The problem - Can you transcribe every line exactly and leave the pictures behind?

Items -
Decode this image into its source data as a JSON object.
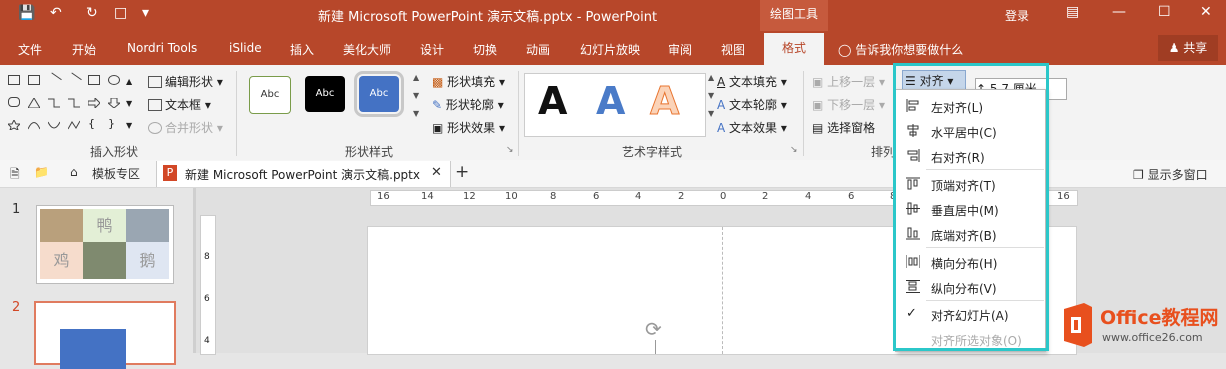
{
  "window": {
    "title": "新建 Microsoft PowerPoint 演示文稿.pptx  -  PowerPoint",
    "context_tab": "绘图工具",
    "login": "登录"
  },
  "ribbon_tabs": [
    "文件",
    "开始",
    "Nordri Tools",
    "iSlide",
    "插入",
    "美化大师",
    "设计",
    "切换",
    "动画",
    "幻灯片放映",
    "审阅",
    "视图"
  ],
  "active_tab": "格式",
  "tell_me": "告诉我你想要做什么",
  "share": "共享",
  "groups": {
    "insert_shapes": {
      "label": "插入形状",
      "edit_shape": "编辑形状",
      "text_box": "文本框",
      "merge_shapes": "合并形状"
    },
    "shape_styles": {
      "label": "形状样式",
      "preset_label": "Abc",
      "fill": "形状填充",
      "outline": "形状轮廓",
      "effects": "形状效果"
    },
    "wordart": {
      "label": "艺术字样式",
      "letter": "A",
      "text_fill": "文本填充",
      "text_outline": "文本轮廓",
      "text_effects": "文本效果"
    },
    "arrange": {
      "label": "排列",
      "bring_forward": "上移一层",
      "send_backward": "下移一层",
      "selection_pane": "选择窗格",
      "align": "对齐"
    },
    "size": {
      "height": "5.7 厘米"
    }
  },
  "doc_tabs": {
    "template": "模板专区",
    "document": "新建 Microsoft PowerPoint 演示文稿.pptx",
    "multi_window": "显示多窗口"
  },
  "ruler_labels": [
    "16",
    "14",
    "12",
    "10",
    "8",
    "6",
    "4",
    "2",
    "0",
    "2",
    "4",
    "6",
    "8",
    "10",
    "12",
    "14",
    "16"
  ],
  "vruler_labels": [
    "8",
    "6",
    "4"
  ],
  "slides": {
    "numbers": [
      "1",
      "2"
    ],
    "thumb_labels": [
      "鸭",
      "鸡",
      "鹅"
    ]
  },
  "align_menu": {
    "items": [
      {
        "label": "左对齐(L)",
        "icon": "align-left-icon"
      },
      {
        "label": "水平居中(C)",
        "icon": "align-center-icon"
      },
      {
        "label": "右对齐(R)",
        "icon": "align-right-icon"
      },
      {
        "label": "顶端对齐(T)",
        "icon": "align-top-icon"
      },
      {
        "label": "垂直居中(M)",
        "icon": "align-middle-icon"
      },
      {
        "label": "底端对齐(B)",
        "icon": "align-bottom-icon"
      },
      {
        "label": "横向分布(H)",
        "icon": "distribute-horizontal-icon"
      },
      {
        "label": "纵向分布(V)",
        "icon": "distribute-vertical-icon"
      },
      {
        "label": "对齐幻灯片(A)",
        "icon": "check-icon",
        "checked": true
      },
      {
        "label": "对齐所选对象(O)",
        "icon": "",
        "disabled": true
      }
    ]
  },
  "logo": {
    "text": "Office教程网",
    "url": "www.office26.com"
  },
  "colors": {
    "brand": "#b7472a",
    "highlight": "#2bc7c9",
    "logo_orange": "#e8501e"
  }
}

Worked answer -
Decode this image into its source data as a JSON object.
{
  "window": {
    "title": "新建 Microsoft PowerPoint 演示文稿.pptx  -  PowerPoint",
    "context_tab": "绘图工具",
    "login": "登录"
  },
  "ribbon_tabs": [
    "文件",
    "开始",
    "Nordri Tools",
    "iSlide",
    "插入",
    "美化大师",
    "设计",
    "切换",
    "动画",
    "幻灯片放映",
    "审阅",
    "视图"
  ],
  "active_tab": "格式",
  "tell_me": "告诉我你想要做什么",
  "share": "共享",
  "groups": {
    "insert_shapes": {
      "label": "插入形状",
      "edit_shape": "编辑形状",
      "text_box": "文本框",
      "merge_shapes": "合并形状"
    },
    "shape_styles": {
      "label": "形状样式",
      "preset_label": "Abc",
      "fill": "形状填充",
      "outline": "形状轮廓",
      "effects": "形状效果"
    },
    "wordart": {
      "label": "艺术字样式",
      "letter": "A",
      "text_fill": "文本填充",
      "text_outline": "文本轮廓",
      "text_effects": "文本效果"
    },
    "arrange": {
      "label": "排列",
      "bring_forward": "上移一层",
      "send_backward": "下移一层",
      "selection_pane": "选择窗格",
      "align": "对齐"
    },
    "size": {
      "height": "5.7 厘米"
    }
  },
  "doc_tabs": {
    "template": "模板专区",
    "document": "新建 Microsoft PowerPoint 演示文稿.pptx",
    "multi_window": "显示多窗口"
  },
  "ruler_labels": [
    "16",
    "14",
    "12",
    "10",
    "8",
    "6",
    "4",
    "2",
    "0",
    "2",
    "4",
    "6",
    "8",
    "10",
    "12",
    "14",
    "16"
  ],
  "vruler_labels": [
    "8",
    "6",
    "4"
  ],
  "slides": {
    "numbers": [
      "1",
      "2"
    ],
    "thumb_labels": [
      "鸭",
      "鸡",
      "鹅"
    ]
  },
  "align_menu": {
    "items": [
      {
        "label": "左对齐(L)",
        "icon": "align-left-icon"
      },
      {
        "label": "水平居中(C)",
        "icon": "align-center-icon"
      },
      {
        "label": "右对齐(R)",
        "icon": "align-right-icon"
      },
      {
        "label": "顶端对齐(T)",
        "icon": "align-top-icon"
      },
      {
        "label": "垂直居中(M)",
        "icon": "align-middle-icon"
      },
      {
        "label": "底端对齐(B)",
        "icon": "align-bottom-icon"
      },
      {
        "label": "横向分布(H)",
        "icon": "distribute-horizontal-icon"
      },
      {
        "label": "纵向分布(V)",
        "icon": "distribute-vertical-icon"
      },
      {
        "label": "对齐幻灯片(A)",
        "icon": "check-icon",
        "checked": true
      },
      {
        "label": "对齐所选对象(O)",
        "icon": "",
        "disabled": true
      }
    ]
  },
  "logo": {
    "text": "Office教程网",
    "url": "www.office26.com"
  },
  "colors": {
    "brand": "#b7472a",
    "highlight": "#2bc7c9",
    "logo_orange": "#e8501e"
  }
}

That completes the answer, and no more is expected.